Give again, word for word, only the lines from the one containing "Give me a plain-text" through the final line.
----- Dataset excerpts
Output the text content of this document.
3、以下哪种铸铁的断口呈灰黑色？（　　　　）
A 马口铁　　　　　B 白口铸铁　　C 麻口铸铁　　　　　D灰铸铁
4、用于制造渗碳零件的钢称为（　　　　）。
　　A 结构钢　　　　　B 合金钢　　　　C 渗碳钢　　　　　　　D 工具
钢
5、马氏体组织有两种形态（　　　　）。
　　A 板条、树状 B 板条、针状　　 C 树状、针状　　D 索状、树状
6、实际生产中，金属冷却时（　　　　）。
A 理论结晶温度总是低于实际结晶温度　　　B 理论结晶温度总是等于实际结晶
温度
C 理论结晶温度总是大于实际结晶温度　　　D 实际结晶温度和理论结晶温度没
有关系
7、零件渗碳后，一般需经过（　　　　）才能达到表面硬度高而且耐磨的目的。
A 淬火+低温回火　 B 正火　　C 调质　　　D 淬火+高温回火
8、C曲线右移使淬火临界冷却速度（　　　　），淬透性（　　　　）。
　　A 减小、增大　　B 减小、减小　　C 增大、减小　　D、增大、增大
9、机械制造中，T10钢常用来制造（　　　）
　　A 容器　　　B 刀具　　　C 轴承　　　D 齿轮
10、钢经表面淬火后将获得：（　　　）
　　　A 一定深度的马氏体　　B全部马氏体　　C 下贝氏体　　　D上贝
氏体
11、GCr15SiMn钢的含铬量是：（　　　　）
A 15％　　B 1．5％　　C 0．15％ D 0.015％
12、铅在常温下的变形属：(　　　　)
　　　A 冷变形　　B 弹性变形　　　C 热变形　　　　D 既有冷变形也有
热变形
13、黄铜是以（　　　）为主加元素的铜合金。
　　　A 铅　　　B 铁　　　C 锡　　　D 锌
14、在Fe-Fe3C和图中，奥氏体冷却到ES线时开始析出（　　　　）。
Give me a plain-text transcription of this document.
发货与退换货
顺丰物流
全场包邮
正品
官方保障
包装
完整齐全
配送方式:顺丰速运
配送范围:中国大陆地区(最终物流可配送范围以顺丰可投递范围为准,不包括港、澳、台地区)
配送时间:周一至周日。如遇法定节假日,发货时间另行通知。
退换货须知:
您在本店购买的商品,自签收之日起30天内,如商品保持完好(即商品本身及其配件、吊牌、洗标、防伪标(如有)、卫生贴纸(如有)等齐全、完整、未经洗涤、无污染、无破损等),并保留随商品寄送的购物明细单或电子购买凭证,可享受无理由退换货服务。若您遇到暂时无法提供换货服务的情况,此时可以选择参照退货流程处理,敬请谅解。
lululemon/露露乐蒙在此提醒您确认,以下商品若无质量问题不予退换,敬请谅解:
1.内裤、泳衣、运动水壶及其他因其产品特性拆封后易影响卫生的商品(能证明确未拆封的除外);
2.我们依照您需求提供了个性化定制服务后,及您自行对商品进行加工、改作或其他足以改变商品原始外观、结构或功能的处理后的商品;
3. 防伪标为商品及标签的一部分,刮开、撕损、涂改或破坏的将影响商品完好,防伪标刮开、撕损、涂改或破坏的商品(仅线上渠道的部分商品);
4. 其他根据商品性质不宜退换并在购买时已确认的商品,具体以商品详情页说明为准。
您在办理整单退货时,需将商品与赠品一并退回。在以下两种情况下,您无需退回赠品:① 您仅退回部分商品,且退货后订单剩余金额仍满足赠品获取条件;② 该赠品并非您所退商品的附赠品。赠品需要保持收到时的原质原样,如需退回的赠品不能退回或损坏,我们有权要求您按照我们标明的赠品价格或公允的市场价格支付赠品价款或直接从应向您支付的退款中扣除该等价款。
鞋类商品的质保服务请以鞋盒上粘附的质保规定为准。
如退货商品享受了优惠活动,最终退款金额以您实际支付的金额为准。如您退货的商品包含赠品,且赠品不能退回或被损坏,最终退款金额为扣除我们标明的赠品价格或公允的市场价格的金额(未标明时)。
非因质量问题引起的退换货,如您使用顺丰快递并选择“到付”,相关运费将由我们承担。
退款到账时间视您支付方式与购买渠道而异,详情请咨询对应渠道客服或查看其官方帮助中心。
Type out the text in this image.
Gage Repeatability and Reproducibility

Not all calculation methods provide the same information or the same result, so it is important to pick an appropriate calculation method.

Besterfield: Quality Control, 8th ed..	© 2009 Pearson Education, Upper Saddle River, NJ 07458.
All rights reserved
----------
Exercise solution –
Give me a plain-text transcription of this document.
发货与退换货
顺丰物流
全场包邮
正品
官方保障
包装
完整齐全
配送方式:顺丰速运
配送范围:中国大陆地区(最终物流可配送范围以顺丰可投递范围为准,不包括港、澳、台地区)
配送时间:周一至周日。如遇法定节假日,发货时间另行通知。
退换货须知:
您在本店购买的商品,自签收之日起30天内,如商品保持完好(即商品本身及其配件、吊牌、洗标、防伪标(如有)、卫生贴纸(如有)等齐全、完整、未经洗涤、无污染、无破损等),并保留随商品寄送的购物明细单或电子购买凭证,可享受无理由退换货服务。若您遇到暂时无法提供换货服务的情况,此时可以选择参照退货流程处理,敬请谅解。
lululemon/露露乐蒙在此提醒您确认,以下商品若无质量问题不予退换,敬请谅解:
1.内裤、泳衣、运动水壶及其他因其产品特性拆封后易影响卫生的商品(能证明确未拆封的除外);
2.我们依照您需求提供了个性化定制服务后,及您自行对商品进行加工、改作或其他足以改变商品原始外观、结构或功能的处理后的商品;
3. 防伪标为商品及标签的一部分,刮开、撕损、涂改或破坏的将影响商品完好,防伪标刮开、撕损、涂改或破坏的商品(仅线上渠道的部分商品);
4. 其他根据商品性质不宜退换并在购买时已确认的商品,具体以商品详情页说明为准。
您在办理整单退货时,需将商品与赠品一并退回。在以下两种情况下,您无需退回赠品:① 您仅退回部分商品,且退货后订单剩余金额仍满足赠品获取条件;② 该赠品并非您所退商品的附赠品。赠品需要保持收到时的原质原样,如需退回的赠品不能退回或损坏,我们有权要求您按照我们标明的赠品价格或公允的市场价格支付赠品价款或直接从应向您支付的退款中扣除该等价款。
鞋类商品的质保服务请以鞋盒上粘附的质保规定为准。
如退货商品享受了优惠活动,最终退款金额以您实际支付的金额为准。如您退货的商品包含赠品,且赠品不能退回或被损坏,最终退款金额为扣除我们标明的赠品价格或公允的市场价格的金额(未标明时)。
非因质量问题引起的退换货,如您使用顺丰快递并选择“到付”,相关运费将由我们承担。
退款到账时间视您支付方式与购买渠道而异,详情请咨询对应渠道客服或查看其官方帮助中心。
Type out the text in this image.
Gage Repeatability and Reproducibility

Not all calculation methods provide the same information or the same result, so it is important to pick an appropriate calculation method.

Besterfield: Quality Control, 8th ed..	© 2009 Pearson Education, Upper Saddle River, NJ 07458.
All rights reserved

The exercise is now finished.